BEGIN Records

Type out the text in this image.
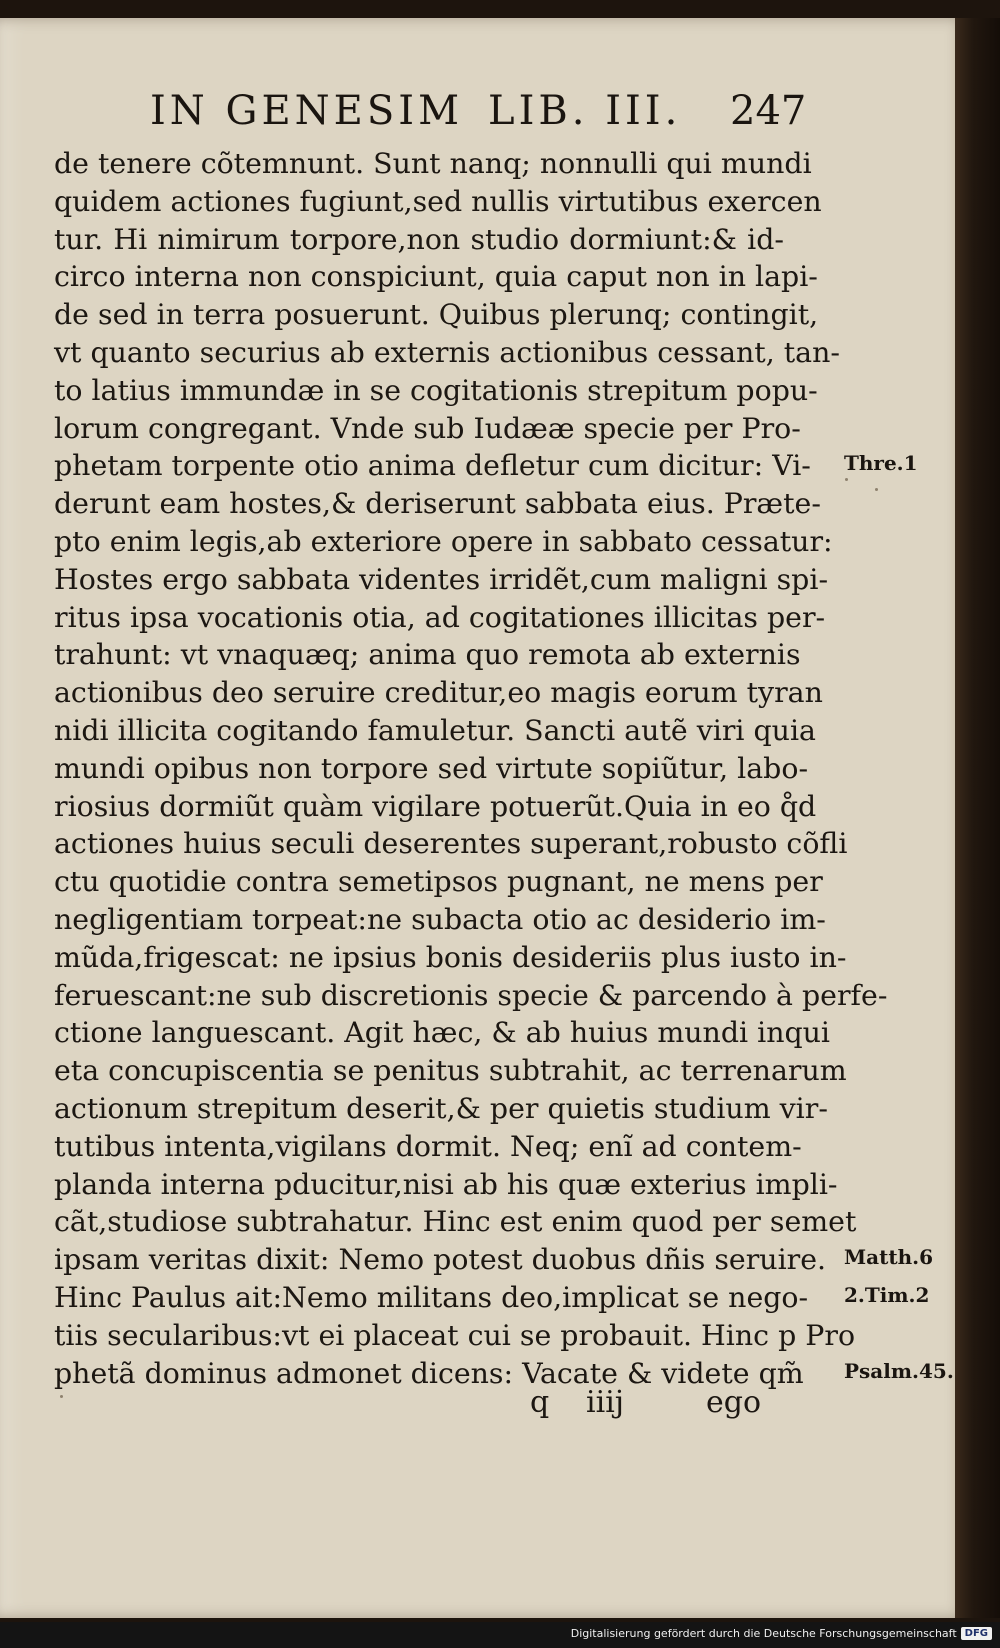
IN GENESIM LIB. III. 247
de tenere cõtemnunt. Sunt nanq; nonnulli qui mundi
quidem actiones fugiunt,sed nullis virtutibus exercen
tur. Hi nimirum torpore,non studio dormiunt:& id-
circo interna non conspiciunt, quia caput non in lapi-
de sed in terra posuerunt. Quibus plerunq; contingit,
vt quanto securius ab externis actionibus cessant, tan-
to latius immundæ in se cogitationis strepitum popu-
lorum congregant. Vnde sub Iudææ specie per Pro-
phetam torpente otio anima defletur cum dicitur: Vi-
derunt eam hostes,& deriserunt sabbata eius. Præte-
pto enim legis,ab exteriore opere in sabbato cessatur:
Hostes ergo sabbata videntes irridẽt,cum maligni spi-
ritus ipsa vocationis otia, ad cogitationes illicitas per-
trahunt: vt vnaquæq; anima quo remota ab externis
actionibus deo seruire creditur,eo magis eorum tyran
nidi illicita cogitando famuletur. Sancti autẽ viri quia
mundi opibus non torpore sed virtute sopiũtur, labo-
riosius dormiũt quàm vigilare potuerũt.Quia in eo q̊d
actiones huius seculi deserentes superant,robusto cõfli
ctu quotidie contra semetipsos pugnant, ne mens per
negligentiam torpeat:ne subacta otio ac desiderio im-
mũda,frigescat: ne ipsius bonis desideriis plus iusto in-
feruescant:ne sub discretionis specie & parcendo à perfe-
ctione languescant. Agit hæc, & ab huius mundi inqui
eta concupiscentia se penitus subtrahit, ac terrenarum
actionum strepitum deserit,& per quietis studium vir-
tutibus intenta,vigilans dormit. Neq; enĩ ad contem-
planda interna pducitur,nisi ab his quæ exterius impli-
cãt,studiose subtrahatur. Hinc est enim quod per semet
ipsam veritas dixit: Nemo potest duobus dñis seruire.
Hinc Paulus ait:Nemo militans deo,implicat se nego-
tiis secularibus:vt ei placeat cui se probauit. Hinc p Pro
phetã dominus admonet dicens: Vacate & videte qm̃
Thre.1
Matth.6
2.Tim.2
Psalm.45.
q iiij	ego
Digitalisierung gefördert durch die Deutsche Forschungsgemeinschaft DFG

END Records

▶ What is expected
The reply must match the records exactly, apart from the pictures, which are left out.

▶ Result
Type out the text in this image.
IN GENESIM LIB. III. 247
de tenere cõtemnunt. Sunt nanq; nonnulli qui mundi
quidem actiones fugiunt,sed nullis virtutibus exercen
tur. Hi nimirum torpore,non studio dormiunt:& id-
circo interna non conspiciunt, quia caput non in lapi-
de sed in terra posuerunt. Quibus plerunq; contingit,
vt quanto securius ab externis actionibus cessant, tan-
to latius immundæ in se cogitationis strepitum popu-
lorum congregant. Vnde sub Iudææ specie per Pro-
phetam torpente otio anima defletur cum dicitur: Vi-
derunt eam hostes,& deriserunt sabbata eius. Præte-
pto enim legis,ab exteriore opere in sabbato cessatur:
Hostes ergo sabbata videntes irridẽt,cum maligni spi-
ritus ipsa vocationis otia, ad cogitationes illicitas per-
trahunt: vt vnaquæq; anima quo remota ab externis
actionibus deo seruire creditur,eo magis eorum tyran
nidi illicita cogitando famuletur. Sancti autẽ viri quia
mundi opibus non torpore sed virtute sopiũtur, labo-
riosius dormiũt quàm vigilare potuerũt.Quia in eo q̊d
actiones huius seculi deserentes superant,robusto cõfli
ctu quotidie contra semetipsos pugnant, ne mens per
negligentiam torpeat:ne subacta otio ac desiderio im-
mũda,frigescat: ne ipsius bonis desideriis plus iusto in-
feruescant:ne sub discretionis specie & parcendo à perfe-
ctione languescant. Agit hæc, & ab huius mundi inqui
eta concupiscentia se penitus subtrahit, ac terrenarum
actionum strepitum deserit,& per quietis studium vir-
tutibus intenta,vigilans dormit. Neq; enĩ ad contem-
planda interna pducitur,nisi ab his quæ exterius impli-
cãt,studiose subtrahatur. Hinc est enim quod per semet
ipsam veritas dixit: Nemo potest duobus dñis seruire.
Hinc Paulus ait:Nemo militans deo,implicat se nego-
tiis secularibus:vt ei placeat cui se probauit. Hinc p Pro
phetã dominus admonet dicens: Vacate & videte qm̃
Thre.1
Matth.6
2.Tim.2
Psalm.45.
q iiij	ego
Digitalisierung gefördert durch die Deutsche Forschungsgemeinschaft DFG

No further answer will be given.